» INFORMATION SUPPLIED:
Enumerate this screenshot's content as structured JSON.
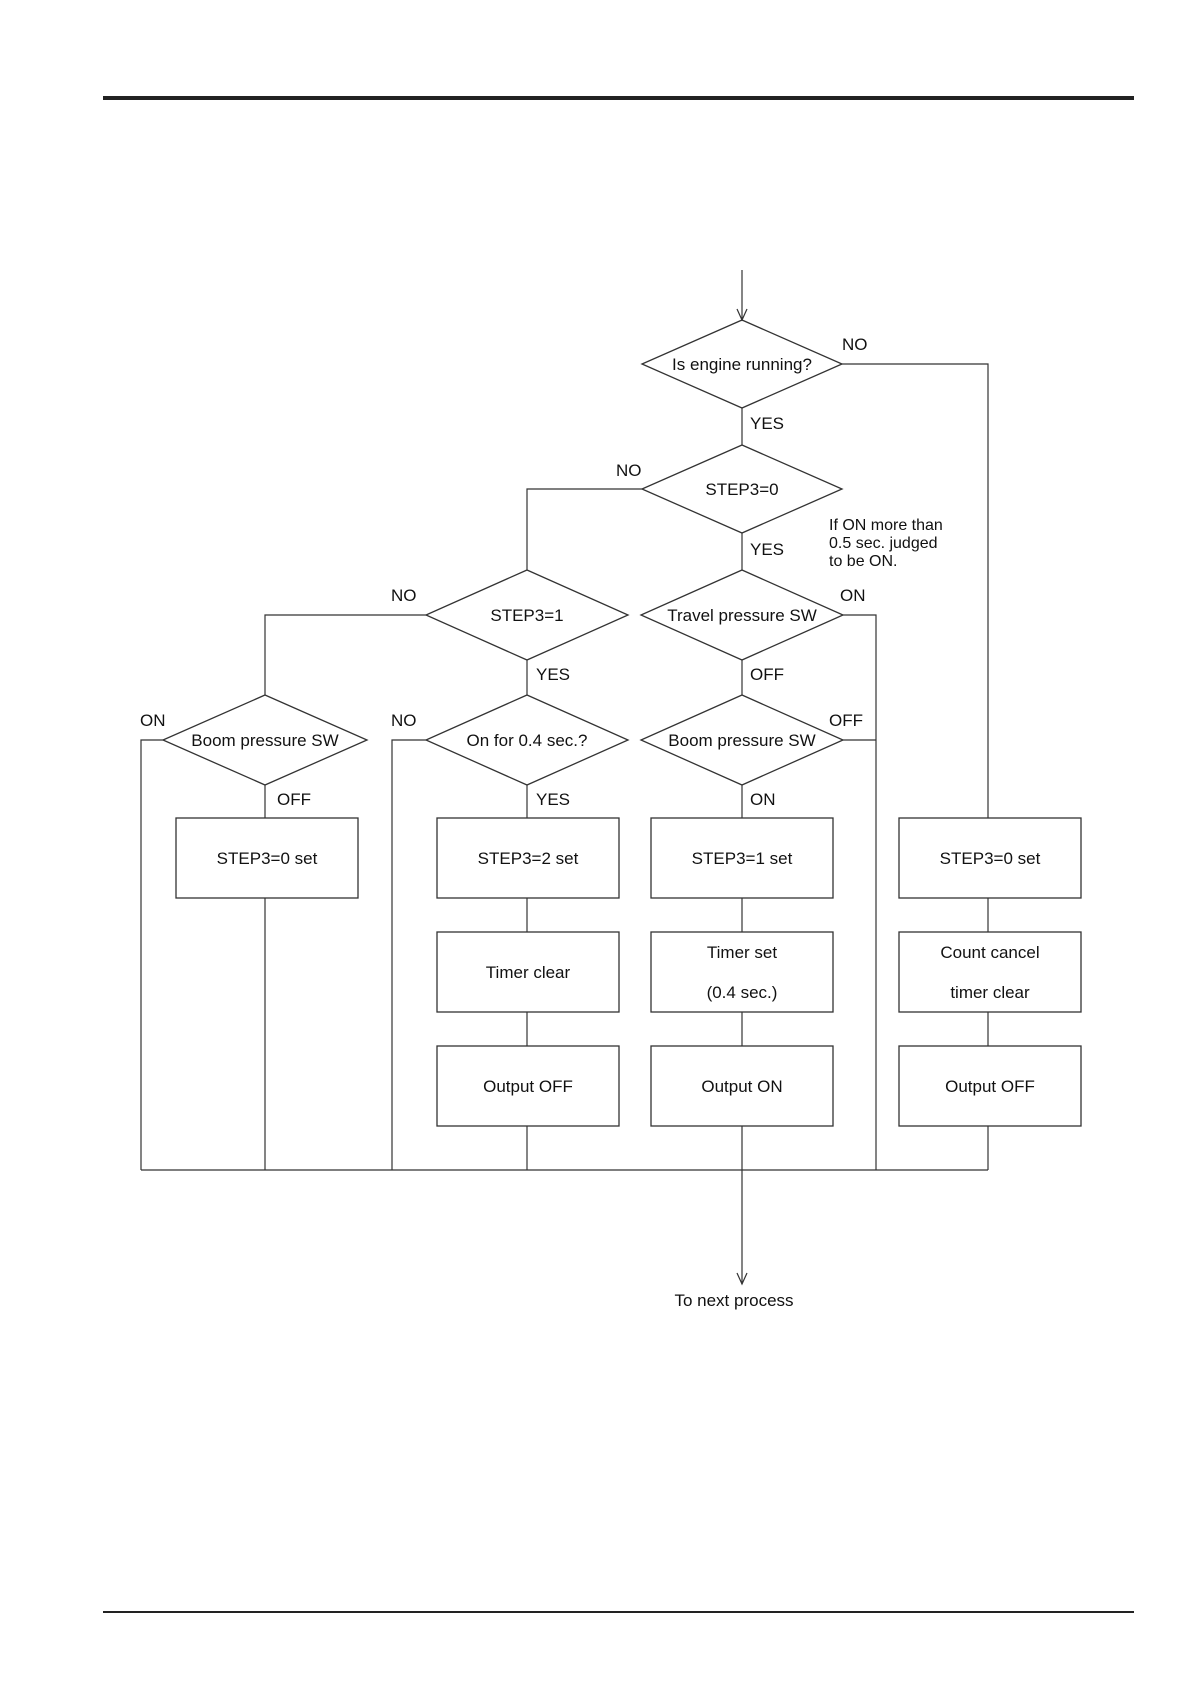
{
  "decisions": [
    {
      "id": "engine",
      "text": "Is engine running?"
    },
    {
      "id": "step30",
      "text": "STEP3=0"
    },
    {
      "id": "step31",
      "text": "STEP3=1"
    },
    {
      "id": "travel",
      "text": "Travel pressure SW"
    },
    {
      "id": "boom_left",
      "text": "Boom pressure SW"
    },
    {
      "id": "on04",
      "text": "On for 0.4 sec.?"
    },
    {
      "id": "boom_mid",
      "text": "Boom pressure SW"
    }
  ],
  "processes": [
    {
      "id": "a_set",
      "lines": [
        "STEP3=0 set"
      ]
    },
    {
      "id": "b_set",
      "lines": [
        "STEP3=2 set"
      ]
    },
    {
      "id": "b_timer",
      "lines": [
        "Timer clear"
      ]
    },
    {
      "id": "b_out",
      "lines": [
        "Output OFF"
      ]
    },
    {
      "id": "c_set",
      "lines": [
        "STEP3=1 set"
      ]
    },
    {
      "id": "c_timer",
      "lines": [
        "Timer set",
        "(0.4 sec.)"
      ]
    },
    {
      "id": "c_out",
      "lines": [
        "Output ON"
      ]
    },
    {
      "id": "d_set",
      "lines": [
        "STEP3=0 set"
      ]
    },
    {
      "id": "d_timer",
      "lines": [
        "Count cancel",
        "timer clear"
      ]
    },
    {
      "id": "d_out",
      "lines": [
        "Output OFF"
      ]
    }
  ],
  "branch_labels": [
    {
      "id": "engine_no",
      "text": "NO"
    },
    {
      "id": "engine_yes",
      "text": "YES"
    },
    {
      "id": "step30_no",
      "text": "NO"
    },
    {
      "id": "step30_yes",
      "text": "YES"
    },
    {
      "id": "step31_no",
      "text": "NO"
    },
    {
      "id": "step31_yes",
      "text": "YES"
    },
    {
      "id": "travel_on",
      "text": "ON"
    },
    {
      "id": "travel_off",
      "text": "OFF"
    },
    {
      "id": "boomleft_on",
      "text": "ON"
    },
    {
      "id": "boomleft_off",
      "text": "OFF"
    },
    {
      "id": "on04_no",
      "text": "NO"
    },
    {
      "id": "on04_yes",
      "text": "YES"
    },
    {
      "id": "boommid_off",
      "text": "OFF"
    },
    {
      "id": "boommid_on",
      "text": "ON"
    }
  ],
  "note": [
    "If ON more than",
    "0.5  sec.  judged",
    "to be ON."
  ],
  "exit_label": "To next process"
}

» EXERCISE INSTRUCTIONS: Restate the whole listing above exactly, please, omitting every image.

» FULL RESPONSE:
Enumerate this screenshot's content as structured JSON.
{
  "decisions": [
    {
      "id": "engine",
      "text": "Is engine running?"
    },
    {
      "id": "step30",
      "text": "STEP3=0"
    },
    {
      "id": "step31",
      "text": "STEP3=1"
    },
    {
      "id": "travel",
      "text": "Travel pressure SW"
    },
    {
      "id": "boom_left",
      "text": "Boom pressure SW"
    },
    {
      "id": "on04",
      "text": "On for 0.4 sec.?"
    },
    {
      "id": "boom_mid",
      "text": "Boom pressure SW"
    }
  ],
  "processes": [
    {
      "id": "a_set",
      "lines": [
        "STEP3=0 set"
      ]
    },
    {
      "id": "b_set",
      "lines": [
        "STEP3=2 set"
      ]
    },
    {
      "id": "b_timer",
      "lines": [
        "Timer clear"
      ]
    },
    {
      "id": "b_out",
      "lines": [
        "Output OFF"
      ]
    },
    {
      "id": "c_set",
      "lines": [
        "STEP3=1 set"
      ]
    },
    {
      "id": "c_timer",
      "lines": [
        "Timer set",
        "(0.4 sec.)"
      ]
    },
    {
      "id": "c_out",
      "lines": [
        "Output ON"
      ]
    },
    {
      "id": "d_set",
      "lines": [
        "STEP3=0 set"
      ]
    },
    {
      "id": "d_timer",
      "lines": [
        "Count cancel",
        "timer clear"
      ]
    },
    {
      "id": "d_out",
      "lines": [
        "Output OFF"
      ]
    }
  ],
  "branch_labels": [
    {
      "id": "engine_no",
      "text": "NO"
    },
    {
      "id": "engine_yes",
      "text": "YES"
    },
    {
      "id": "step30_no",
      "text": "NO"
    },
    {
      "id": "step30_yes",
      "text": "YES"
    },
    {
      "id": "step31_no",
      "text": "NO"
    },
    {
      "id": "step31_yes",
      "text": "YES"
    },
    {
      "id": "travel_on",
      "text": "ON"
    },
    {
      "id": "travel_off",
      "text": "OFF"
    },
    {
      "id": "boomleft_on",
      "text": "ON"
    },
    {
      "id": "boomleft_off",
      "text": "OFF"
    },
    {
      "id": "on04_no",
      "text": "NO"
    },
    {
      "id": "on04_yes",
      "text": "YES"
    },
    {
      "id": "boommid_off",
      "text": "OFF"
    },
    {
      "id": "boommid_on",
      "text": "ON"
    }
  ],
  "note": [
    "If ON more than",
    "0.5  sec.  judged",
    "to be ON."
  ],
  "exit_label": "To next process"
}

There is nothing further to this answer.